- _PROBLEM TO SOLVE_
From the entries below, gather every line containing the string "materials".

-------- DATA ROWS

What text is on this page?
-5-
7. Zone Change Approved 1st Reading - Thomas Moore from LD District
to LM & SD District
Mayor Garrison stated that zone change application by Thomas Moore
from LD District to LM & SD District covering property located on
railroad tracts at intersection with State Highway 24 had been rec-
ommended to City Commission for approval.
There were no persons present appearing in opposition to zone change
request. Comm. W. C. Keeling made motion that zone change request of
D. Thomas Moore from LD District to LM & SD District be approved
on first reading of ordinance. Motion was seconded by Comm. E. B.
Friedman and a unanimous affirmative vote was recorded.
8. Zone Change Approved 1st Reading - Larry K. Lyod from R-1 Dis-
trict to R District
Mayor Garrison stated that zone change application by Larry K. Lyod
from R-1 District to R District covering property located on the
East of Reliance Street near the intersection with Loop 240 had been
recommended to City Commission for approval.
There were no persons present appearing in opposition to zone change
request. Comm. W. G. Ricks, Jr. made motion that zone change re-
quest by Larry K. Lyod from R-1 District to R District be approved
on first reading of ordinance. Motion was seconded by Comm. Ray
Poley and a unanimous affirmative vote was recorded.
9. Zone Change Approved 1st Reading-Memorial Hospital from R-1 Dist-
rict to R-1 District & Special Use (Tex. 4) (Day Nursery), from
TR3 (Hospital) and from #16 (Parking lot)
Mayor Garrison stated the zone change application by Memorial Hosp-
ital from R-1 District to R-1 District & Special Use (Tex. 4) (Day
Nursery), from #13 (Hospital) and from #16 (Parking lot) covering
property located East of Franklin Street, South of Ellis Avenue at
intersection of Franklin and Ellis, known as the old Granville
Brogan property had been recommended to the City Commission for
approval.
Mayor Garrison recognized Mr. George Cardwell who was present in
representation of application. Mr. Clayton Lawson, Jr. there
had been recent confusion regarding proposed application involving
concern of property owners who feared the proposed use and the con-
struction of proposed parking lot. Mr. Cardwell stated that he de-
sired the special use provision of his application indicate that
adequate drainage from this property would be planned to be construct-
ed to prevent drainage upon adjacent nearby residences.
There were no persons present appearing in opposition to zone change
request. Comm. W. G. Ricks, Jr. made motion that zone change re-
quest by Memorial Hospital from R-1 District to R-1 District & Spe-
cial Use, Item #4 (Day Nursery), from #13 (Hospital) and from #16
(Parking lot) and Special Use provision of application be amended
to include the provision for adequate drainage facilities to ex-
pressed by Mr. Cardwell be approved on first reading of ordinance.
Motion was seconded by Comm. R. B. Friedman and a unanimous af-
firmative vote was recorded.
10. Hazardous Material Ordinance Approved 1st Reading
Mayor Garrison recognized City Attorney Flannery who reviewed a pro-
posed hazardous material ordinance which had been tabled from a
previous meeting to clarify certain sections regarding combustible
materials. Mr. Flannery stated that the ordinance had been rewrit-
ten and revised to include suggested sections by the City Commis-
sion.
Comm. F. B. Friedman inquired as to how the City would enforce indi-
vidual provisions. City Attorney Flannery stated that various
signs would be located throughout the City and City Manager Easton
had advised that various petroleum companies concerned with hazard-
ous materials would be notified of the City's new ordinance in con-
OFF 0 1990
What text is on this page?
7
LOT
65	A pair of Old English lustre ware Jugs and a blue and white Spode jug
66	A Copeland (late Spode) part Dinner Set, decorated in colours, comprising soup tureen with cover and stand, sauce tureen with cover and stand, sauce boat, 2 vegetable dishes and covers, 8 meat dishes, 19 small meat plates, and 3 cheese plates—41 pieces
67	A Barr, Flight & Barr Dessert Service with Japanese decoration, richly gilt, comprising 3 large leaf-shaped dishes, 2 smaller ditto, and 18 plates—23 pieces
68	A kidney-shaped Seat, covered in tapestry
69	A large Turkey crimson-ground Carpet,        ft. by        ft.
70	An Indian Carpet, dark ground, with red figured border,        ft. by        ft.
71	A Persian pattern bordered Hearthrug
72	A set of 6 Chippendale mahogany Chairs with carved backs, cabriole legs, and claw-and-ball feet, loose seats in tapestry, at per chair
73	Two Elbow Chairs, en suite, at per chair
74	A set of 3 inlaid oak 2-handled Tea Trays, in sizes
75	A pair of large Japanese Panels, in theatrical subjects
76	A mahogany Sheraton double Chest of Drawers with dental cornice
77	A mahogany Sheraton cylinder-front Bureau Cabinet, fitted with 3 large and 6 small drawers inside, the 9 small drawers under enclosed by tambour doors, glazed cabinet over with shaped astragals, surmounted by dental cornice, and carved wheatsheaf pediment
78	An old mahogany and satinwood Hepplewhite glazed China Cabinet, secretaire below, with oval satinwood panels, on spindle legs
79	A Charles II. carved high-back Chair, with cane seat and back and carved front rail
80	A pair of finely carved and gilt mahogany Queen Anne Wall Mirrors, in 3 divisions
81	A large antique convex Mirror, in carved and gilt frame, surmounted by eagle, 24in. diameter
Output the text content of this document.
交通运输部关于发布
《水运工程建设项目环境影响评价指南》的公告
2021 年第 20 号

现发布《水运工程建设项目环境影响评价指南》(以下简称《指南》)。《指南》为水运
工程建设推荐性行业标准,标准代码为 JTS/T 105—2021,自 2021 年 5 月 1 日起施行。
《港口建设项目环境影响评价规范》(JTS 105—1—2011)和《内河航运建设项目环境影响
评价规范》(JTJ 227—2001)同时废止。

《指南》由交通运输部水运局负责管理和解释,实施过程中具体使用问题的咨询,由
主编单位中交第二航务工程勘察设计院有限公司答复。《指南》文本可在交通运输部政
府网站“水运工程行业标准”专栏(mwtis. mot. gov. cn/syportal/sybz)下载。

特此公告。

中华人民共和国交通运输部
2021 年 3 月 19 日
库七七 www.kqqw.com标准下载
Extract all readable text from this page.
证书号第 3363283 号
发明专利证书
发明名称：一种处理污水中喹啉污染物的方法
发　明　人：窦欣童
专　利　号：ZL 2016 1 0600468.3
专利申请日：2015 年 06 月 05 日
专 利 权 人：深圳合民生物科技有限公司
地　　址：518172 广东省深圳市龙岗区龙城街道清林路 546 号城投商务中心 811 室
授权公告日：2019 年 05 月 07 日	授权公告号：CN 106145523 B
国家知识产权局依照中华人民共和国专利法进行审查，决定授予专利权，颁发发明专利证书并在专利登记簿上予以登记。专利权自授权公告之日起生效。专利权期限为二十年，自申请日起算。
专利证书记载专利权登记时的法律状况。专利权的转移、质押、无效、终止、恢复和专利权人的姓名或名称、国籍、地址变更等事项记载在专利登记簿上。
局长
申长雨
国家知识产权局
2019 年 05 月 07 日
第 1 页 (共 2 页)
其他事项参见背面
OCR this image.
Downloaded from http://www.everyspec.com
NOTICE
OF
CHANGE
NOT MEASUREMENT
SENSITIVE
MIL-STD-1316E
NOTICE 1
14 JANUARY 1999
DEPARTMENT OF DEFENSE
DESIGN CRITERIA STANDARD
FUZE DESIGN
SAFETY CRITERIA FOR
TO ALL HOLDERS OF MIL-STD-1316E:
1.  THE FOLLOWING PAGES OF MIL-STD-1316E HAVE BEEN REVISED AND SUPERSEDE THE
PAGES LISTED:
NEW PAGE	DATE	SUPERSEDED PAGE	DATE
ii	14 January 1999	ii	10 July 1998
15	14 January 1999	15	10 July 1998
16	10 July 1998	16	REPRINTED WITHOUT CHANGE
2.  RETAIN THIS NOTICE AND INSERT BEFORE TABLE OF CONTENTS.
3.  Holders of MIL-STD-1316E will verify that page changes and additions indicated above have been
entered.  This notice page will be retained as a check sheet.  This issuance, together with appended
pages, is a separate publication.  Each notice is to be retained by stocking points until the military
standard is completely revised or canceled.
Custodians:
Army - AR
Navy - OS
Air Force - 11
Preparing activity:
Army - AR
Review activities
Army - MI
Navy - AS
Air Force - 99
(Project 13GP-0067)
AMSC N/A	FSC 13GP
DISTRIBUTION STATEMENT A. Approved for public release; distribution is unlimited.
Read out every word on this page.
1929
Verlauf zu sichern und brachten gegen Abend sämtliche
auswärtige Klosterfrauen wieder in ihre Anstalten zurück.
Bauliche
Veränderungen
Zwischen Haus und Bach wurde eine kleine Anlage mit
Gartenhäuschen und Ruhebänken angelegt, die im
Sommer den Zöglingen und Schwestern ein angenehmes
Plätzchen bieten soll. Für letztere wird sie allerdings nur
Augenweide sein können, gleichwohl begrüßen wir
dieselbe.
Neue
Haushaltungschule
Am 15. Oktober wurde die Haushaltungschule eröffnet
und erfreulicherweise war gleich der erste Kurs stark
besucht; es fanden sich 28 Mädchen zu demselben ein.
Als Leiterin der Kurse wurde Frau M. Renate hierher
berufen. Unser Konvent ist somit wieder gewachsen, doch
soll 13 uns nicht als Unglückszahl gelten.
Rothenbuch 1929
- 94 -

----------------

- _COMPLETED TASK_
materials. Mr. Flannery stated that the ordinance had been rewrit-
ous materials would be notified of the City's new ordinance in con-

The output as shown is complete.